==== Data provided ====

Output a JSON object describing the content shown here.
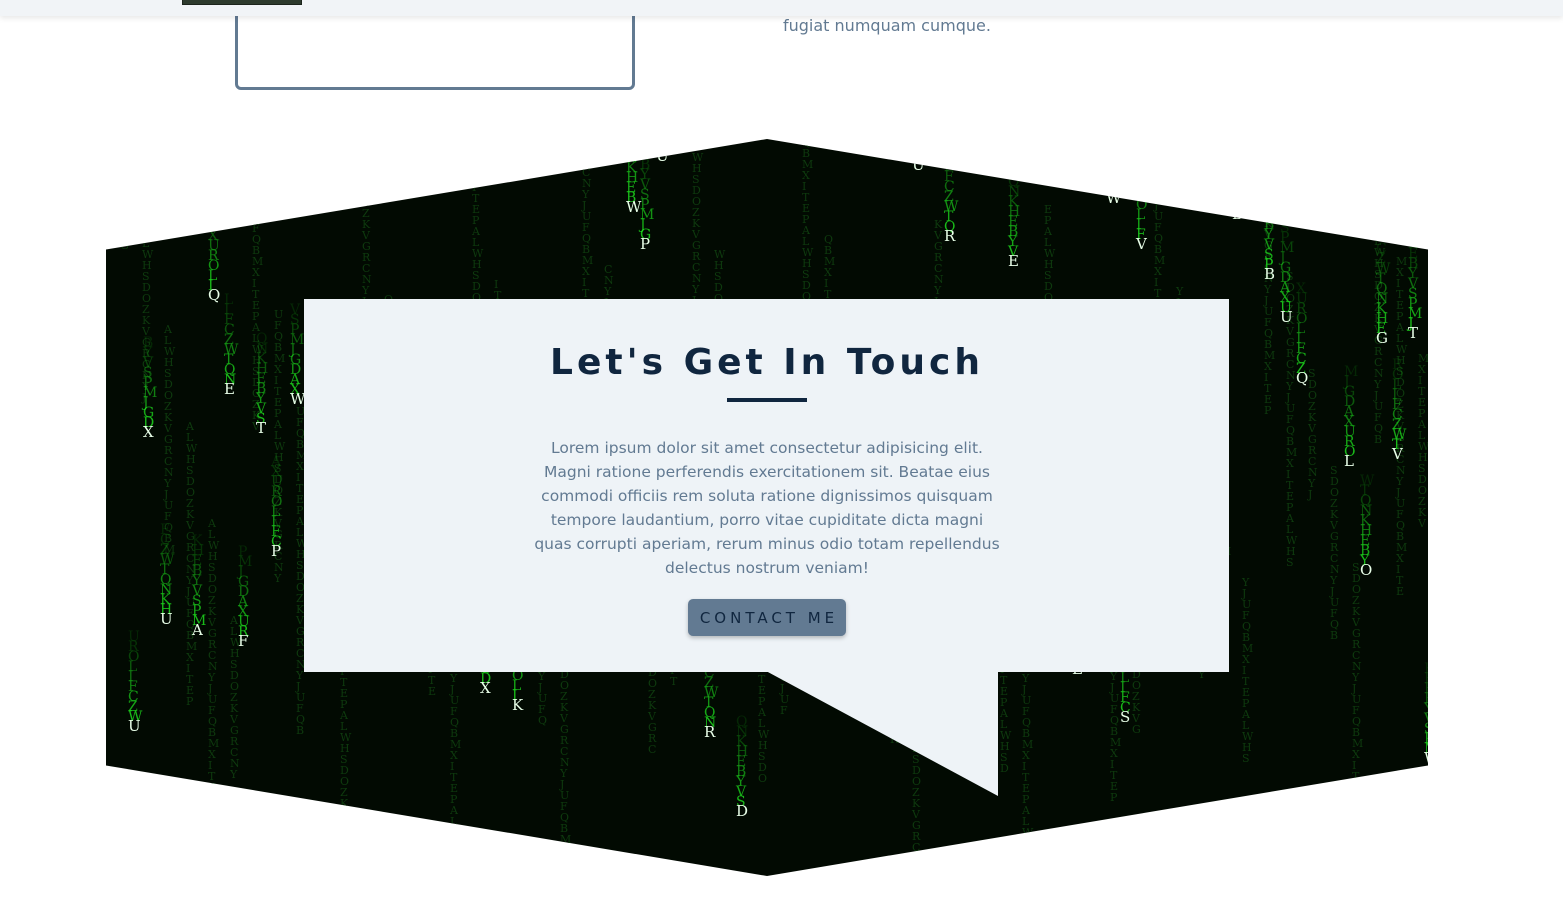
{
  "previous_section": {
    "text_tail": "fugiat numquam cumque."
  },
  "contact": {
    "title": "Let's Get In Touch",
    "body": "Lorem ipsum dolor sit amet consectetur adipisicing elit. Magni ratione perferendis exercitationem sit. Beatae eius commodi officiis rem soluta ratione dignissimos quisquam tempore laudantium, porro vitae cupiditate dicta magni quas corrupti aperiam, rerum minus odio totam repellendus delectus nostrum veniam!",
    "button_label": "CONTACT ME"
  },
  "matrix": {
    "background_color": "#020a02",
    "glyph_color": "#22ff22",
    "head_color": "#e8ffe8",
    "columns": [
      {
        "letter": "X"
      },
      {
        "letter": "Q"
      },
      {
        "letter": "E"
      },
      {
        "letter": "T"
      },
      {
        "letter": "W"
      },
      {
        "letter": "P"
      },
      {
        "letter": "U"
      },
      {
        "letter": "A"
      },
      {
        "letter": "F"
      },
      {
        "letter": "U"
      },
      {
        "letter": "W"
      },
      {
        "letter": "P"
      },
      {
        "letter": "U"
      },
      {
        "letter": "R"
      },
      {
        "letter": "E"
      },
      {
        "letter": "W"
      },
      {
        "letter": "V"
      },
      {
        "letter": "B"
      },
      {
        "letter": "B"
      },
      {
        "letter": "U"
      },
      {
        "letter": "Q"
      },
      {
        "letter": "G"
      },
      {
        "letter": "T"
      },
      {
        "letter": "L"
      },
      {
        "letter": "V"
      },
      {
        "letter": "O"
      },
      {
        "letter": "X"
      },
      {
        "letter": "K"
      },
      {
        "letter": "R"
      },
      {
        "letter": "D"
      },
      {
        "letter": "E"
      },
      {
        "letter": "S"
      },
      {
        "letter": "U"
      },
      {
        "letter": "W"
      }
    ]
  }
}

====

_Aim of the exercise_. Restate the listing above word for word, and skip the pictures.

_The solution_.
Output a JSON object describing the content shown here.
{
  "previous_section": {
    "text_tail": "fugiat numquam cumque."
  },
  "contact": {
    "title": "Let's Get In Touch",
    "body": "Lorem ipsum dolor sit amet consectetur adipisicing elit. Magni ratione perferendis exercitationem sit. Beatae eius commodi officiis rem soluta ratione dignissimos quisquam tempore laudantium, porro vitae cupiditate dicta magni quas corrupti aperiam, rerum minus odio totam repellendus delectus nostrum veniam!",
    "button_label": "CONTACT ME"
  },
  "matrix": {
    "background_color": "#020a02",
    "glyph_color": "#22ff22",
    "head_color": "#e8ffe8",
    "columns": [
      {
        "letter": "X"
      },
      {
        "letter": "Q"
      },
      {
        "letter": "E"
      },
      {
        "letter": "T"
      },
      {
        "letter": "W"
      },
      {
        "letter": "P"
      },
      {
        "letter": "U"
      },
      {
        "letter": "A"
      },
      {
        "letter": "F"
      },
      {
        "letter": "U"
      },
      {
        "letter": "W"
      },
      {
        "letter": "P"
      },
      {
        "letter": "U"
      },
      {
        "letter": "R"
      },
      {
        "letter": "E"
      },
      {
        "letter": "W"
      },
      {
        "letter": "V"
      },
      {
        "letter": "B"
      },
      {
        "letter": "B"
      },
      {
        "letter": "U"
      },
      {
        "letter": "Q"
      },
      {
        "letter": "G"
      },
      {
        "letter": "T"
      },
      {
        "letter": "L"
      },
      {
        "letter": "V"
      },
      {
        "letter": "O"
      },
      {
        "letter": "X"
      },
      {
        "letter": "K"
      },
      {
        "letter": "R"
      },
      {
        "letter": "D"
      },
      {
        "letter": "E"
      },
      {
        "letter": "S"
      },
      {
        "letter": "U"
      },
      {
        "letter": "W"
      }
    ]
  }
}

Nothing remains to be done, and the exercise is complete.